▶ **Что нужно сделать**
Укажите, сколько лет, согласно отрывку, проработал в тюрьме парень из другого крыла.

▶ **Выбранный отрывок**
Несколько месяцев спустя, в один прекрасный весенний день, я столкнулся с одним из тех парней из другого крыла, которые работали с нами в ту ужасную ночь. Он стоял возле тюрьмы со своей овчаркой.
– Ты в порядке? – спросил я.
– Да, – ответил он. Но по тому, как он это сказал, было ясно, что это не так. – А ты? Ты вспоминаешь эту… штуку? – продолжил он. – Тебе снятся кошмары?
– Да, мне снились кошмары, – сказал я. – А тебе?
– И мне, – ответил он. Этот парень проработал в тюрьме почти сорок лет. – Я никогда в жизни не видел ничего подобного, Сэм, и не хочу видеть это снова. Меня это до сих пор тревожит, и я не могу выкинуть случившееся из головы.

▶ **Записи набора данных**

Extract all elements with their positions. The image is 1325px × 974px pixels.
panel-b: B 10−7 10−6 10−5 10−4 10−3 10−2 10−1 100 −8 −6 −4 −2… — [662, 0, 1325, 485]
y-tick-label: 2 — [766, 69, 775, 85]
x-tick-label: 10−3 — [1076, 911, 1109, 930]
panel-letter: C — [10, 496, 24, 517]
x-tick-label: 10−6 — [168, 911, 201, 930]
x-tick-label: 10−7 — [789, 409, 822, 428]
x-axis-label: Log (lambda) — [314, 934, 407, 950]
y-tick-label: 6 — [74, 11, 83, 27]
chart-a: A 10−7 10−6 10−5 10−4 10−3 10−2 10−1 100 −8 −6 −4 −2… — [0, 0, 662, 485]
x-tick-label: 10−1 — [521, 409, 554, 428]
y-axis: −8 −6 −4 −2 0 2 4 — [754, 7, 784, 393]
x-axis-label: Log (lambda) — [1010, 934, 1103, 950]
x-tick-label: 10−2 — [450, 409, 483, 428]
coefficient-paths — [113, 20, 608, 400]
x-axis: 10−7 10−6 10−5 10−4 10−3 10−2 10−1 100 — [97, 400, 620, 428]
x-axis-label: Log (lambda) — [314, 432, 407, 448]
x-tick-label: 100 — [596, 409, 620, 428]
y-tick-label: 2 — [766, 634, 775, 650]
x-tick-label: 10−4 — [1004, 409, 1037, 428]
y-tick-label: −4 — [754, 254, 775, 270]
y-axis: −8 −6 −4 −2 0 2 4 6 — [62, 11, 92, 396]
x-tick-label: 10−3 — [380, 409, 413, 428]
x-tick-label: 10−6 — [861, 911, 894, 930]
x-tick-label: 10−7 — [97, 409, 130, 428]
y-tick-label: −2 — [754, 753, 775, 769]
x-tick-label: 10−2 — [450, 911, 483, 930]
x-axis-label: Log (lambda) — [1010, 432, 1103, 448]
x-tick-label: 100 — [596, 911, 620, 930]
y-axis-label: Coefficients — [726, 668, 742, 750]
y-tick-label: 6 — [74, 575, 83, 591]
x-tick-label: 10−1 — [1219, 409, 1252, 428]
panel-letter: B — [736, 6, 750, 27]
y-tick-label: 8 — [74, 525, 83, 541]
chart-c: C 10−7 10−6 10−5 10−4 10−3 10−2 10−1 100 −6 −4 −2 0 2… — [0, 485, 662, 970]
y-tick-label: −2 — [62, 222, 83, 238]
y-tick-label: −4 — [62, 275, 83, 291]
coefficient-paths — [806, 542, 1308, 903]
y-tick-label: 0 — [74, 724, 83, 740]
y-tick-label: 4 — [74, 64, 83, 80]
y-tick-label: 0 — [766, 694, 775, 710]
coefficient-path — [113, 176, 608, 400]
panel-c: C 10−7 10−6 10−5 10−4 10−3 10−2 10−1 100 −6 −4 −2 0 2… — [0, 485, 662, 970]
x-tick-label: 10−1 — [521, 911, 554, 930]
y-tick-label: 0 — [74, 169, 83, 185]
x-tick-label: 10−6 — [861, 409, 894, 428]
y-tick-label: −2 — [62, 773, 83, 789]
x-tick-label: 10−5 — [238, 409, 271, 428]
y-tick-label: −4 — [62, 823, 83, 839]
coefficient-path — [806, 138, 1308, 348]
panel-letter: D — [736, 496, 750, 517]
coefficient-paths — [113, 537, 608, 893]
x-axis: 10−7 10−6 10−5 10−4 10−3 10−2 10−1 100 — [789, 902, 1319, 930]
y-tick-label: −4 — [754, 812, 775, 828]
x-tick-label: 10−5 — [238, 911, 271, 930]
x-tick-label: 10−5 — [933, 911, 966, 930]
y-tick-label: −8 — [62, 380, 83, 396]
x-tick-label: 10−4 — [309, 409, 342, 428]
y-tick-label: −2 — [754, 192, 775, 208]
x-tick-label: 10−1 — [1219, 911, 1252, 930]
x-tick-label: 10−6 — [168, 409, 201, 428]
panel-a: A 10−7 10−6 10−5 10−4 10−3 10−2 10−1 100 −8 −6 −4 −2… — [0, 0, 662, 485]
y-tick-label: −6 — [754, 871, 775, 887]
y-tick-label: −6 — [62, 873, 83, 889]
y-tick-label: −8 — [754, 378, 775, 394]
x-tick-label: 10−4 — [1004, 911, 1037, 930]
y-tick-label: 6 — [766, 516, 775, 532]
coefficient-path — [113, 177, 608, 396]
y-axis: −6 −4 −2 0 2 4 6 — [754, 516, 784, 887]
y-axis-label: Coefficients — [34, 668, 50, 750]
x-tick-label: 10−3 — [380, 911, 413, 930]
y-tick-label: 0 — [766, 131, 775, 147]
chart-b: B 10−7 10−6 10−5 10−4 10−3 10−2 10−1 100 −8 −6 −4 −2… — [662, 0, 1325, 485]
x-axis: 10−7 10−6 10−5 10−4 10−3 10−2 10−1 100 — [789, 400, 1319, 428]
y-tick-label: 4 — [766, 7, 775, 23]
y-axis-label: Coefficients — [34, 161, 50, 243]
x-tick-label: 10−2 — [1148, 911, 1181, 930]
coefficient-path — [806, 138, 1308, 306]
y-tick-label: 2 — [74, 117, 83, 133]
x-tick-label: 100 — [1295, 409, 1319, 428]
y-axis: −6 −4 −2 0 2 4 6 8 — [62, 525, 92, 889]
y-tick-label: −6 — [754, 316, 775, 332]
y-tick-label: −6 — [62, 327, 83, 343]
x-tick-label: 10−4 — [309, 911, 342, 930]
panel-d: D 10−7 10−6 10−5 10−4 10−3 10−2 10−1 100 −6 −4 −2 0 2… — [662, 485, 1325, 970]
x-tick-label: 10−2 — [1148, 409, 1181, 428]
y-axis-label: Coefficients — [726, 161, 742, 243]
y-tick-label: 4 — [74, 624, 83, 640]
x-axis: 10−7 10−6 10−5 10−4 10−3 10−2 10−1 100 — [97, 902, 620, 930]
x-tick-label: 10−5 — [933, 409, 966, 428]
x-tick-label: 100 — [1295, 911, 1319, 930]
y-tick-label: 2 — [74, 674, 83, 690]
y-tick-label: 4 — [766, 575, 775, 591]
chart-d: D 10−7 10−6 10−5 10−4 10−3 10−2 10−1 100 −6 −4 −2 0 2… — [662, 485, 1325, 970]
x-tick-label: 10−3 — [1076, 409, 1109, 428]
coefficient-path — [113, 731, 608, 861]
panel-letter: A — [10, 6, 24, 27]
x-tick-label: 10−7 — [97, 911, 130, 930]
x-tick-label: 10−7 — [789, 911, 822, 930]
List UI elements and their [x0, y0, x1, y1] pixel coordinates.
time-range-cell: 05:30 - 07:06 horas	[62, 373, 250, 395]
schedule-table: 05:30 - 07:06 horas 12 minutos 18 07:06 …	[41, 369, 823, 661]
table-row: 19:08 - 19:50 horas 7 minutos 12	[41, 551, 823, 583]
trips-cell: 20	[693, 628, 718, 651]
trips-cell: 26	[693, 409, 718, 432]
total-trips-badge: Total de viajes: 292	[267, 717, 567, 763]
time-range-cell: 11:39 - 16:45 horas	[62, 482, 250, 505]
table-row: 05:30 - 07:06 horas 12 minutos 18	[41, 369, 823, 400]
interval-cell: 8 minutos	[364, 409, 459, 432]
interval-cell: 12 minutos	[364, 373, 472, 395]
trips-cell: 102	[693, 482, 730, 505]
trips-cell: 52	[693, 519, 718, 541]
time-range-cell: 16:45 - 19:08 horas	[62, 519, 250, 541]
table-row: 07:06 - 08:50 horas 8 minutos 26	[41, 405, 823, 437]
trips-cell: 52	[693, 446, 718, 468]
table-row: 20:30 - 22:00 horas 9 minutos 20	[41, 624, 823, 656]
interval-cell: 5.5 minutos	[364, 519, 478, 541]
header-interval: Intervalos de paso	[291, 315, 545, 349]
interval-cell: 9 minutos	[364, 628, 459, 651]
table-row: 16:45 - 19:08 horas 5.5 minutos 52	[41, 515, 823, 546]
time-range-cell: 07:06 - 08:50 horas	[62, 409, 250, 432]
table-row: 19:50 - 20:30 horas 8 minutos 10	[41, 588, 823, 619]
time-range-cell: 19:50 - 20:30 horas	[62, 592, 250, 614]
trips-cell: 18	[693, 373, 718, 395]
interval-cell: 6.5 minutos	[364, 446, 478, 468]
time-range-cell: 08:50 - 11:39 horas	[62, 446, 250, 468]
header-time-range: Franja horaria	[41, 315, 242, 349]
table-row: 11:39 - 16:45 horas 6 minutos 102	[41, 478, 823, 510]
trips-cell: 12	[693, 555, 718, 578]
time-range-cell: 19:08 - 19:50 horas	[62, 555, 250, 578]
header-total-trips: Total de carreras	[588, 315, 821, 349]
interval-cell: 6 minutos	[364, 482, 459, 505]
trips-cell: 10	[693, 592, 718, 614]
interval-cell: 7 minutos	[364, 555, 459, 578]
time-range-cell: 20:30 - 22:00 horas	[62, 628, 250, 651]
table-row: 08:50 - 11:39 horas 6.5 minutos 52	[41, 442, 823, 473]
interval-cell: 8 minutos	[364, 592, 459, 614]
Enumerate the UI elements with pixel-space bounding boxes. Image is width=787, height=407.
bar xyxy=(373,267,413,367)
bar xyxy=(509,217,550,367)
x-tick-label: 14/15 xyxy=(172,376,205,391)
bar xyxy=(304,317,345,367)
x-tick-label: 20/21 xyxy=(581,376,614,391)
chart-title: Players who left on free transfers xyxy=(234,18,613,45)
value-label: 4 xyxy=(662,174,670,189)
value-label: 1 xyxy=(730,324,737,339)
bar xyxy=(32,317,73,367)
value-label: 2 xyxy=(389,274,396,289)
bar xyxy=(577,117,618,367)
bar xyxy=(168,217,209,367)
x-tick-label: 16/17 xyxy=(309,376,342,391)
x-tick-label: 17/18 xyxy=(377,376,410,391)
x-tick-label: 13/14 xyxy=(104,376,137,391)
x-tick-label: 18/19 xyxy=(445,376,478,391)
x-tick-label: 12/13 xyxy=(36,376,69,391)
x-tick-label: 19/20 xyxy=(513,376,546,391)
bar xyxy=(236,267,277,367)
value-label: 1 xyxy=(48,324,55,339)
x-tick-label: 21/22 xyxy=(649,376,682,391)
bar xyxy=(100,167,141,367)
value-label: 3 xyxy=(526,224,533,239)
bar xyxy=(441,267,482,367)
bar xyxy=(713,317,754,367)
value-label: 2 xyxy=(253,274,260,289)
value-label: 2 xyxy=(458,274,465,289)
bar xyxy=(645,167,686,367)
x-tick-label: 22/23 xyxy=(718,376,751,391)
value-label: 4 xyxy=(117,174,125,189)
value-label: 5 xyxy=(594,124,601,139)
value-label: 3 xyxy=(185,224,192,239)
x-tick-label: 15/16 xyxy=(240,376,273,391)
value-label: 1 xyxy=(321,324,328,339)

▶ **Результат упражнения**
Почти сорок лет.